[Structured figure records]

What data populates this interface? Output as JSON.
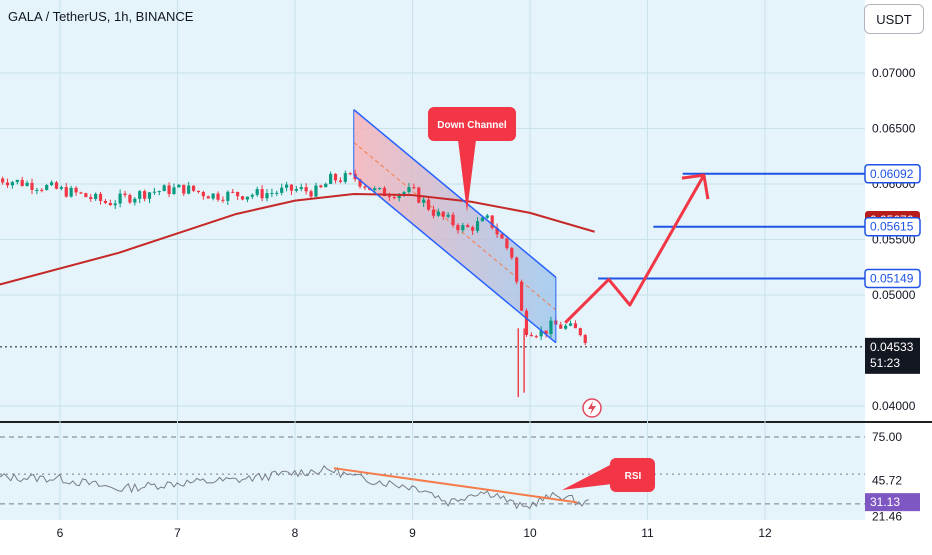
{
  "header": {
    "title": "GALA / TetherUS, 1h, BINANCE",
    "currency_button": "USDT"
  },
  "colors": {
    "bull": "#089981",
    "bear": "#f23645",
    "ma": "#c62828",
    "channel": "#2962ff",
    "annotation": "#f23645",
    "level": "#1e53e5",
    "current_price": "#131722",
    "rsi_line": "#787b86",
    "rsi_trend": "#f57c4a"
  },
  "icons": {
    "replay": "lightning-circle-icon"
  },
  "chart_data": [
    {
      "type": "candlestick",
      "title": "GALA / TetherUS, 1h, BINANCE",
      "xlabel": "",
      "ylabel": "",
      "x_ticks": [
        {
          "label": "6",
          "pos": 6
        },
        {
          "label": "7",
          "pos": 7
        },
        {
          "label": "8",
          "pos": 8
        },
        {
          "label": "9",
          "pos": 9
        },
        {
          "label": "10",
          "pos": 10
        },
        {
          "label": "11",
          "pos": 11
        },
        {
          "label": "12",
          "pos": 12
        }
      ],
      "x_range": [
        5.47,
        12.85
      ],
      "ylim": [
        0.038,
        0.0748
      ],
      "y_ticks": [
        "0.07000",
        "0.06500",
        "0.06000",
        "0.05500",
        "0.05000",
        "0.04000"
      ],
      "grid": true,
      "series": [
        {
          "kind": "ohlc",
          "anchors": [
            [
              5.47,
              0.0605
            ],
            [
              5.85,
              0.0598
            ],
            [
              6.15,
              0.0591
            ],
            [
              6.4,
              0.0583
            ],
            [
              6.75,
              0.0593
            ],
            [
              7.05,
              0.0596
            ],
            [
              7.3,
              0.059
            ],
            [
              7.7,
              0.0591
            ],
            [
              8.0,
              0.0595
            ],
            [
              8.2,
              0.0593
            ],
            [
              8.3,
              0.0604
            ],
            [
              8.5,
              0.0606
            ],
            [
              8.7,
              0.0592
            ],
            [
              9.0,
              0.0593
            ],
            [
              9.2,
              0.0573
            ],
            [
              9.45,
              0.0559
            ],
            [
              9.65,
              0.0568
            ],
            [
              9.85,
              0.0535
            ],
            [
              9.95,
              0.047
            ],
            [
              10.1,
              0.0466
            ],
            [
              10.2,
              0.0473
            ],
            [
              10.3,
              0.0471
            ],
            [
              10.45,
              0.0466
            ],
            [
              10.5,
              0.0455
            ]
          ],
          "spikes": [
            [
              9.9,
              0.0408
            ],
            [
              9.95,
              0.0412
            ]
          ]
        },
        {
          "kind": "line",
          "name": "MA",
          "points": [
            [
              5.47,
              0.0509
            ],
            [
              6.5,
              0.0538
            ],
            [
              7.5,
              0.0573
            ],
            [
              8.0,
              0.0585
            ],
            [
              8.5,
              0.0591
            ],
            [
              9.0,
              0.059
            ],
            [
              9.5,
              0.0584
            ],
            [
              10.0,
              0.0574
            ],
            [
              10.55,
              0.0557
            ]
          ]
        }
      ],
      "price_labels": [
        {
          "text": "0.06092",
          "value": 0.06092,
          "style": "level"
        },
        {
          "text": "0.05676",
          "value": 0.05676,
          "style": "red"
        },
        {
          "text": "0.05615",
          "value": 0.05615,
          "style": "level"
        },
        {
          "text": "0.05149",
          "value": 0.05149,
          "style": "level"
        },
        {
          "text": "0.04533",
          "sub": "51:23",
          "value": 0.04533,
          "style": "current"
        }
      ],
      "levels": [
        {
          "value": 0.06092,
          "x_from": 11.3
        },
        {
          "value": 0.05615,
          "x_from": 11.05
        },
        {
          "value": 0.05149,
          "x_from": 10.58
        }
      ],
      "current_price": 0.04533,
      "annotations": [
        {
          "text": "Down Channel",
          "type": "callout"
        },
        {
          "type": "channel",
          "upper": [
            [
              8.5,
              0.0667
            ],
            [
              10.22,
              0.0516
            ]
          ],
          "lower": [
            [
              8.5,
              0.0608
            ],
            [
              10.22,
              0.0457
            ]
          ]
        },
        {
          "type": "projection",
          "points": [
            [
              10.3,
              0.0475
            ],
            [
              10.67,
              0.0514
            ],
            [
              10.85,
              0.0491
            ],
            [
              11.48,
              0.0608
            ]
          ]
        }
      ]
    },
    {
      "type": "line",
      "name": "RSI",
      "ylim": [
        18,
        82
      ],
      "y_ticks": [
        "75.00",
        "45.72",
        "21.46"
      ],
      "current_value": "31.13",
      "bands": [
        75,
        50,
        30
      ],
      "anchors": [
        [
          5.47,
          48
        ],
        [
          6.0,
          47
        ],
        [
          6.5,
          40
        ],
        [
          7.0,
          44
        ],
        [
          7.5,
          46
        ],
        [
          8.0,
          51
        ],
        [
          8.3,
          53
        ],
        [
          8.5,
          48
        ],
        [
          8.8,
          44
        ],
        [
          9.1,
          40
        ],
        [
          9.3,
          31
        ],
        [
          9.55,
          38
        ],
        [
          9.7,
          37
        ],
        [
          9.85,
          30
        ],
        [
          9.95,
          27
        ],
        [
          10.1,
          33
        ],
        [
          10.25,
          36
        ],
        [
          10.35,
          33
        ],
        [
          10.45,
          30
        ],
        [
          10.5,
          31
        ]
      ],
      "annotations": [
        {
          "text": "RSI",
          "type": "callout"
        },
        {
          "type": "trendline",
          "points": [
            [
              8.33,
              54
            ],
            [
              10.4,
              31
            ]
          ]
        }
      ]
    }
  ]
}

WHAT TO PRODUCE >>
Transcribe the records above exactly, leaving out every picture.

RIGHT ANSWER >>
What data populates this interface? Output as JSON.
{
  "header": {
    "title": "GALA / TetherUS, 1h, BINANCE",
    "currency_button": "USDT"
  },
  "colors": {
    "bull": "#089981",
    "bear": "#f23645",
    "ma": "#c62828",
    "channel": "#2962ff",
    "annotation": "#f23645",
    "level": "#1e53e5",
    "current_price": "#131722",
    "rsi_line": "#787b86",
    "rsi_trend": "#f57c4a"
  },
  "icons": {
    "replay": "lightning-circle-icon"
  },
  "chart_data": [
    {
      "type": "candlestick",
      "title": "GALA / TetherUS, 1h, BINANCE",
      "xlabel": "",
      "ylabel": "",
      "x_ticks": [
        {
          "label": "6",
          "pos": 6
        },
        {
          "label": "7",
          "pos": 7
        },
        {
          "label": "8",
          "pos": 8
        },
        {
          "label": "9",
          "pos": 9
        },
        {
          "label": "10",
          "pos": 10
        },
        {
          "label": "11",
          "pos": 11
        },
        {
          "label": "12",
          "pos": 12
        }
      ],
      "x_range": [
        5.47,
        12.85
      ],
      "ylim": [
        0.038,
        0.0748
      ],
      "y_ticks": [
        "0.07000",
        "0.06500",
        "0.06000",
        "0.05500",
        "0.05000",
        "0.04000"
      ],
      "grid": true,
      "series": [
        {
          "kind": "ohlc",
          "anchors": [
            [
              5.47,
              0.0605
            ],
            [
              5.85,
              0.0598
            ],
            [
              6.15,
              0.0591
            ],
            [
              6.4,
              0.0583
            ],
            [
              6.75,
              0.0593
            ],
            [
              7.05,
              0.0596
            ],
            [
              7.3,
              0.059
            ],
            [
              7.7,
              0.0591
            ],
            [
              8.0,
              0.0595
            ],
            [
              8.2,
              0.0593
            ],
            [
              8.3,
              0.0604
            ],
            [
              8.5,
              0.0606
            ],
            [
              8.7,
              0.0592
            ],
            [
              9.0,
              0.0593
            ],
            [
              9.2,
              0.0573
            ],
            [
              9.45,
              0.0559
            ],
            [
              9.65,
              0.0568
            ],
            [
              9.85,
              0.0535
            ],
            [
              9.95,
              0.047
            ],
            [
              10.1,
              0.0466
            ],
            [
              10.2,
              0.0473
            ],
            [
              10.3,
              0.0471
            ],
            [
              10.45,
              0.0466
            ],
            [
              10.5,
              0.0455
            ]
          ],
          "spikes": [
            [
              9.9,
              0.0408
            ],
            [
              9.95,
              0.0412
            ]
          ]
        },
        {
          "kind": "line",
          "name": "MA",
          "points": [
            [
              5.47,
              0.0509
            ],
            [
              6.5,
              0.0538
            ],
            [
              7.5,
              0.0573
            ],
            [
              8.0,
              0.0585
            ],
            [
              8.5,
              0.0591
            ],
            [
              9.0,
              0.059
            ],
            [
              9.5,
              0.0584
            ],
            [
              10.0,
              0.0574
            ],
            [
              10.55,
              0.0557
            ]
          ]
        }
      ],
      "price_labels": [
        {
          "text": "0.06092",
          "value": 0.06092,
          "style": "level"
        },
        {
          "text": "0.05676",
          "value": 0.05676,
          "style": "red"
        },
        {
          "text": "0.05615",
          "value": 0.05615,
          "style": "level"
        },
        {
          "text": "0.05149",
          "value": 0.05149,
          "style": "level"
        },
        {
          "text": "0.04533",
          "sub": "51:23",
          "value": 0.04533,
          "style": "current"
        }
      ],
      "levels": [
        {
          "value": 0.06092,
          "x_from": 11.3
        },
        {
          "value": 0.05615,
          "x_from": 11.05
        },
        {
          "value": 0.05149,
          "x_from": 10.58
        }
      ],
      "current_price": 0.04533,
      "annotations": [
        {
          "text": "Down Channel",
          "type": "callout"
        },
        {
          "type": "channel",
          "upper": [
            [
              8.5,
              0.0667
            ],
            [
              10.22,
              0.0516
            ]
          ],
          "lower": [
            [
              8.5,
              0.0608
            ],
            [
              10.22,
              0.0457
            ]
          ]
        },
        {
          "type": "projection",
          "points": [
            [
              10.3,
              0.0475
            ],
            [
              10.67,
              0.0514
            ],
            [
              10.85,
              0.0491
            ],
            [
              11.48,
              0.0608
            ]
          ]
        }
      ]
    },
    {
      "type": "line",
      "name": "RSI",
      "ylim": [
        18,
        82
      ],
      "y_ticks": [
        "75.00",
        "45.72",
        "21.46"
      ],
      "current_value": "31.13",
      "bands": [
        75,
        50,
        30
      ],
      "anchors": [
        [
          5.47,
          48
        ],
        [
          6.0,
          47
        ],
        [
          6.5,
          40
        ],
        [
          7.0,
          44
        ],
        [
          7.5,
          46
        ],
        [
          8.0,
          51
        ],
        [
          8.3,
          53
        ],
        [
          8.5,
          48
        ],
        [
          8.8,
          44
        ],
        [
          9.1,
          40
        ],
        [
          9.3,
          31
        ],
        [
          9.55,
          38
        ],
        [
          9.7,
          37
        ],
        [
          9.85,
          30
        ],
        [
          9.95,
          27
        ],
        [
          10.1,
          33
        ],
        [
          10.25,
          36
        ],
        [
          10.35,
          33
        ],
        [
          10.45,
          30
        ],
        [
          10.5,
          31
        ]
      ],
      "annotations": [
        {
          "text": "RSI",
          "type": "callout"
        },
        {
          "type": "trendline",
          "points": [
            [
              8.33,
              54
            ],
            [
              10.4,
              31
            ]
          ]
        }
      ]
    }
  ]
}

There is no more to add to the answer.